(Data items)

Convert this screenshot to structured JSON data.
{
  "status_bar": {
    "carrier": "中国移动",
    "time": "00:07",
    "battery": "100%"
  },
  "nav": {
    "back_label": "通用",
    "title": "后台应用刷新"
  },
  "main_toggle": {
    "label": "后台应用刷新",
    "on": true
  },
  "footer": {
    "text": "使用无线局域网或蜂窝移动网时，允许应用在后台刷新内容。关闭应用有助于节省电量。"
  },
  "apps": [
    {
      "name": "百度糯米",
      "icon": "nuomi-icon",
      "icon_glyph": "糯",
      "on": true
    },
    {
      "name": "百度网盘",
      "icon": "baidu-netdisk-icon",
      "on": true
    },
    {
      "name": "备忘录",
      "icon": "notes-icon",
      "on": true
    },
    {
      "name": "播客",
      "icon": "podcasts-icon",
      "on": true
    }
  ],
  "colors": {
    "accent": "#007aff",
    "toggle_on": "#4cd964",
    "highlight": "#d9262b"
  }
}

_YOUR INSTRUCTIONS_. Reproduce all of the data exactly as given.

_RESPONSE_.
Convert this screenshot to structured JSON data.
{
  "status_bar": {
    "carrier": "中国移动",
    "time": "00:07",
    "battery": "100%"
  },
  "nav": {
    "back_label": "通用",
    "title": "后台应用刷新"
  },
  "main_toggle": {
    "label": "后台应用刷新",
    "on": true
  },
  "footer": {
    "text": "使用无线局域网或蜂窝移动网时，允许应用在后台刷新内容。关闭应用有助于节省电量。"
  },
  "apps": [
    {
      "name": "百度糯米",
      "icon": "nuomi-icon",
      "icon_glyph": "糯",
      "on": true
    },
    {
      "name": "百度网盘",
      "icon": "baidu-netdisk-icon",
      "on": true
    },
    {
      "name": "备忘录",
      "icon": "notes-icon",
      "on": true
    },
    {
      "name": "播客",
      "icon": "podcasts-icon",
      "on": true
    }
  ],
  "colors": {
    "accent": "#007aff",
    "toggle_on": "#4cd964",
    "highlight": "#d9262b"
  }
}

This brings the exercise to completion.